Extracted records
# # # #

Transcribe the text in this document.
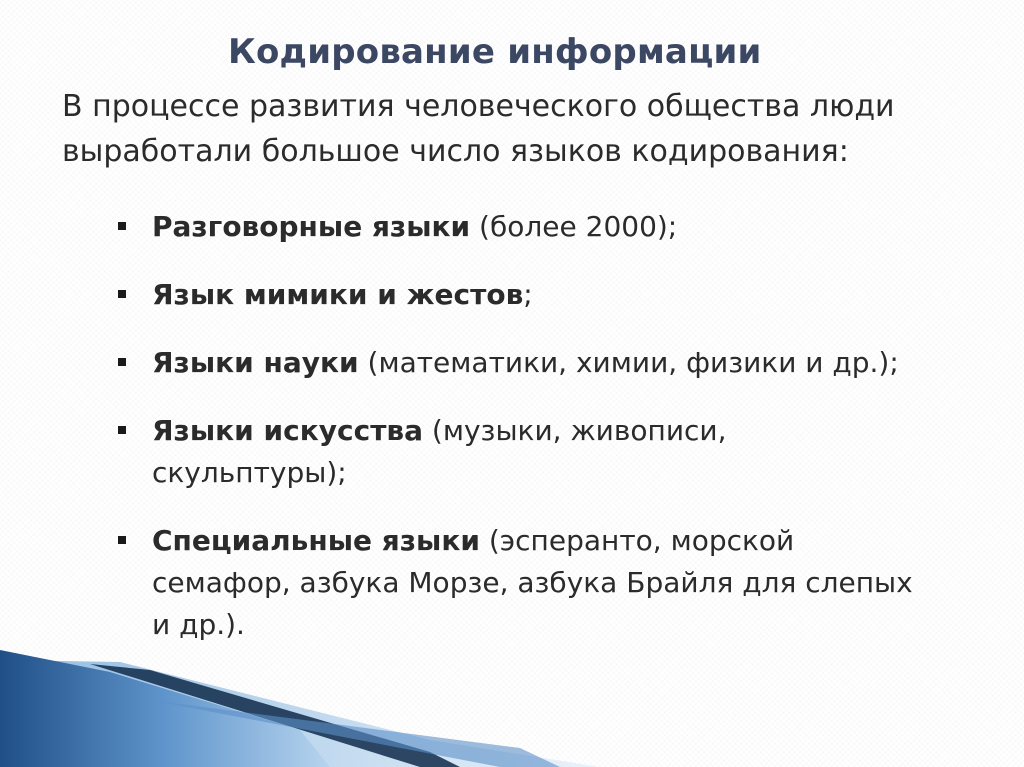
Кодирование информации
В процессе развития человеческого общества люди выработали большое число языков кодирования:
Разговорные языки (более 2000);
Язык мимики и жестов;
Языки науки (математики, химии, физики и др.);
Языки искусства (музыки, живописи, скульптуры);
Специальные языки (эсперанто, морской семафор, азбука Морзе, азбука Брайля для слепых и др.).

# # # #

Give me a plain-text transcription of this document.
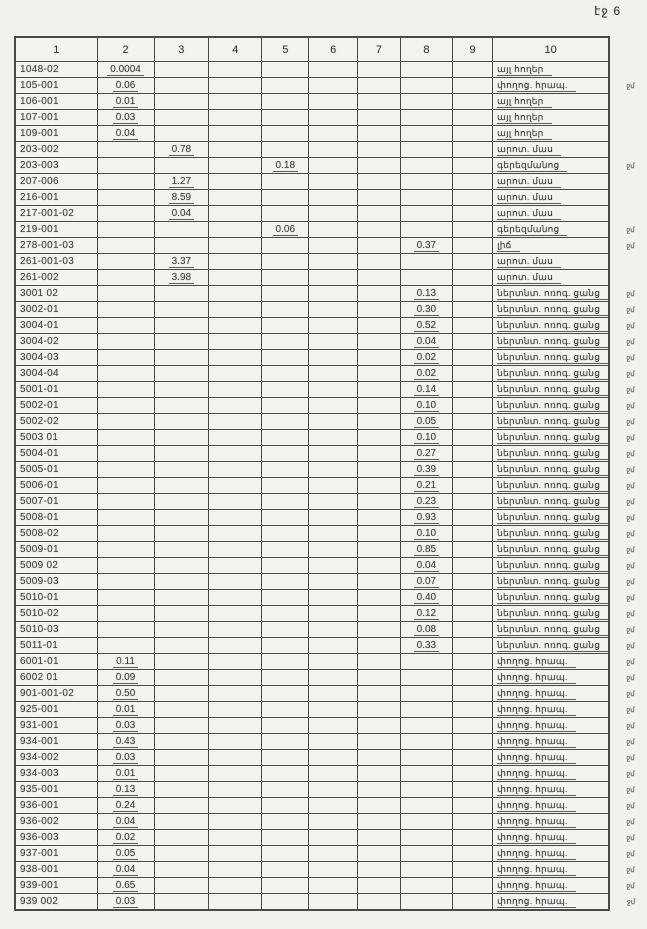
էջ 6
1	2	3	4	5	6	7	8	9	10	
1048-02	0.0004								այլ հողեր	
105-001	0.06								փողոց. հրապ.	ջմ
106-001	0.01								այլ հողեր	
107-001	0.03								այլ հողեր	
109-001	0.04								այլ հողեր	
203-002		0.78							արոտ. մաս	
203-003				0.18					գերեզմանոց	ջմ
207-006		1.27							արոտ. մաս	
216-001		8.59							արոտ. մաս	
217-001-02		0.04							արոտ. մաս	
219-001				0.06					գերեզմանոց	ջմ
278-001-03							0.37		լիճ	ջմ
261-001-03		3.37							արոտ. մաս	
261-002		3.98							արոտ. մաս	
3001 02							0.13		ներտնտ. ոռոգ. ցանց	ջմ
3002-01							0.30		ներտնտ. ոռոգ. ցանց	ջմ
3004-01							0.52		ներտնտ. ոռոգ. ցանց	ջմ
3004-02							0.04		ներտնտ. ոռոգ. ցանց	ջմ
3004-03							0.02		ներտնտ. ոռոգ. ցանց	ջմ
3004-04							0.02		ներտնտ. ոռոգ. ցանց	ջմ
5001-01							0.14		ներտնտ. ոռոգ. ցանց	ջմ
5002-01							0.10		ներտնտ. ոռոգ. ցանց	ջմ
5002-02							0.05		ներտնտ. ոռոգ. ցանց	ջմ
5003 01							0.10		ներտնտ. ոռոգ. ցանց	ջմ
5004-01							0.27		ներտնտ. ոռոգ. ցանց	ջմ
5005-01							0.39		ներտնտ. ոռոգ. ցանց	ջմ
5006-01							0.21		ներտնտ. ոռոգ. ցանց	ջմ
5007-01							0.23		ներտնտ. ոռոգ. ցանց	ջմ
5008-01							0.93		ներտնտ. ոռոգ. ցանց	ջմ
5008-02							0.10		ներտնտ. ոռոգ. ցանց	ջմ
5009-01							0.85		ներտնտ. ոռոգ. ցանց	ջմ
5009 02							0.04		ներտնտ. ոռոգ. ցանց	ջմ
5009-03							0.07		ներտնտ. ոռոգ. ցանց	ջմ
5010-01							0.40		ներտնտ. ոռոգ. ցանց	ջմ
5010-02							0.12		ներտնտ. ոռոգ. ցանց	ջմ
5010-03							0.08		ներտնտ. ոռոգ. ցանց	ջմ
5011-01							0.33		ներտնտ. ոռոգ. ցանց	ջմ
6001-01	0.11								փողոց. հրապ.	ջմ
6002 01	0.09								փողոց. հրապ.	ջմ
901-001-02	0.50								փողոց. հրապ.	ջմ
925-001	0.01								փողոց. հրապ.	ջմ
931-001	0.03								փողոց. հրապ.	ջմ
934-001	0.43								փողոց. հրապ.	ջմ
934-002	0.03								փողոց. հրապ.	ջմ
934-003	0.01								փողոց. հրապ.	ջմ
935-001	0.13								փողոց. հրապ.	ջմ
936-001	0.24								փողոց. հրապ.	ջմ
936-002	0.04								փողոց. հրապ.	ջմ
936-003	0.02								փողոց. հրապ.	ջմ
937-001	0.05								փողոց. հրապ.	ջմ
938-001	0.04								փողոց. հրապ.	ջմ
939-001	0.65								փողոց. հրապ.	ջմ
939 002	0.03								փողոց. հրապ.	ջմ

# # # #

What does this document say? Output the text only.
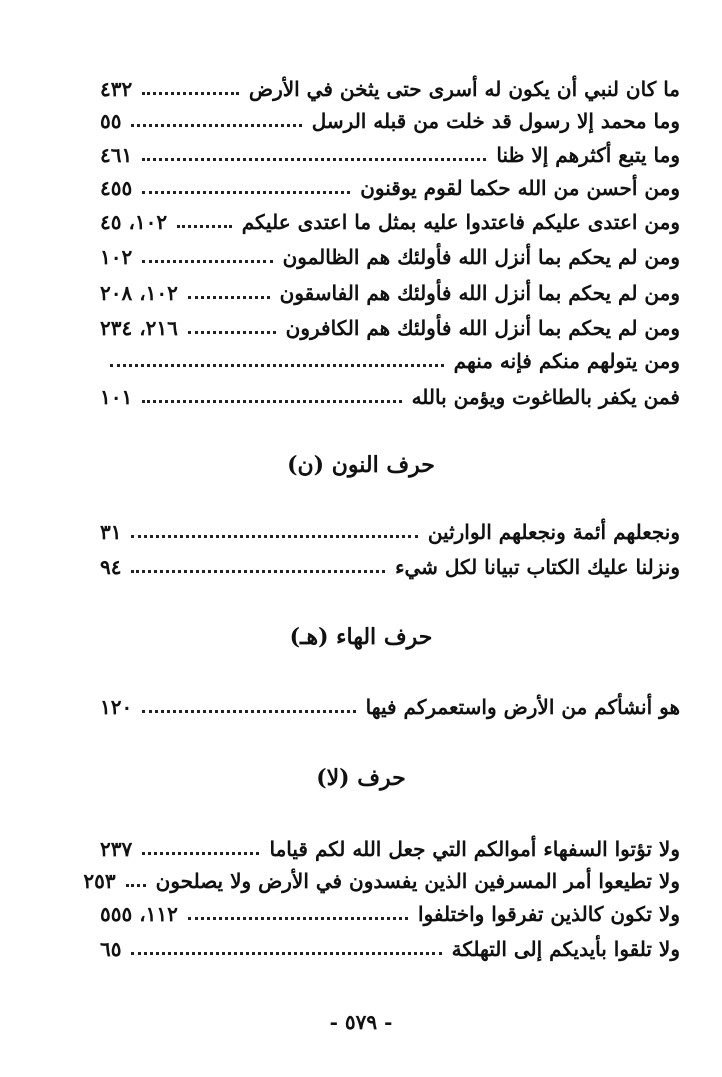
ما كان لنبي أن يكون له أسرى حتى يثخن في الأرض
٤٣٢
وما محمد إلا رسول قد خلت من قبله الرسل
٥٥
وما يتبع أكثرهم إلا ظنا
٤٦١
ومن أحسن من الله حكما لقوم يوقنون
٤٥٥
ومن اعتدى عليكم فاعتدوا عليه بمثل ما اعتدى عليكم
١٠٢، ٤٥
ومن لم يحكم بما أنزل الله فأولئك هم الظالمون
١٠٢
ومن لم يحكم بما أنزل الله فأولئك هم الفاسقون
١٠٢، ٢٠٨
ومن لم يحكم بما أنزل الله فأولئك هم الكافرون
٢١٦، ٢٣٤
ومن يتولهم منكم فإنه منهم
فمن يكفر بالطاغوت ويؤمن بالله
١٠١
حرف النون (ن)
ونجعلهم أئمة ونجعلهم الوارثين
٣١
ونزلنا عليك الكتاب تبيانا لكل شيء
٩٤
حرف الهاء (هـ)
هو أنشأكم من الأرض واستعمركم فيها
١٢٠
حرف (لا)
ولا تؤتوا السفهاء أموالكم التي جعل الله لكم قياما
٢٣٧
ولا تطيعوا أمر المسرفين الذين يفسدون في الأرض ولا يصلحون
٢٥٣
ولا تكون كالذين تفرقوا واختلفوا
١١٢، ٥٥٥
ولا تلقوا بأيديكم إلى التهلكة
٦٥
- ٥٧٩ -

# # # #

Locate the lines above that contain "գերեզմանոց" and copy them.

203-003				0.18					գերեզմանոց	ջմ
219-001				0.06					գերեզմանոց	ջմ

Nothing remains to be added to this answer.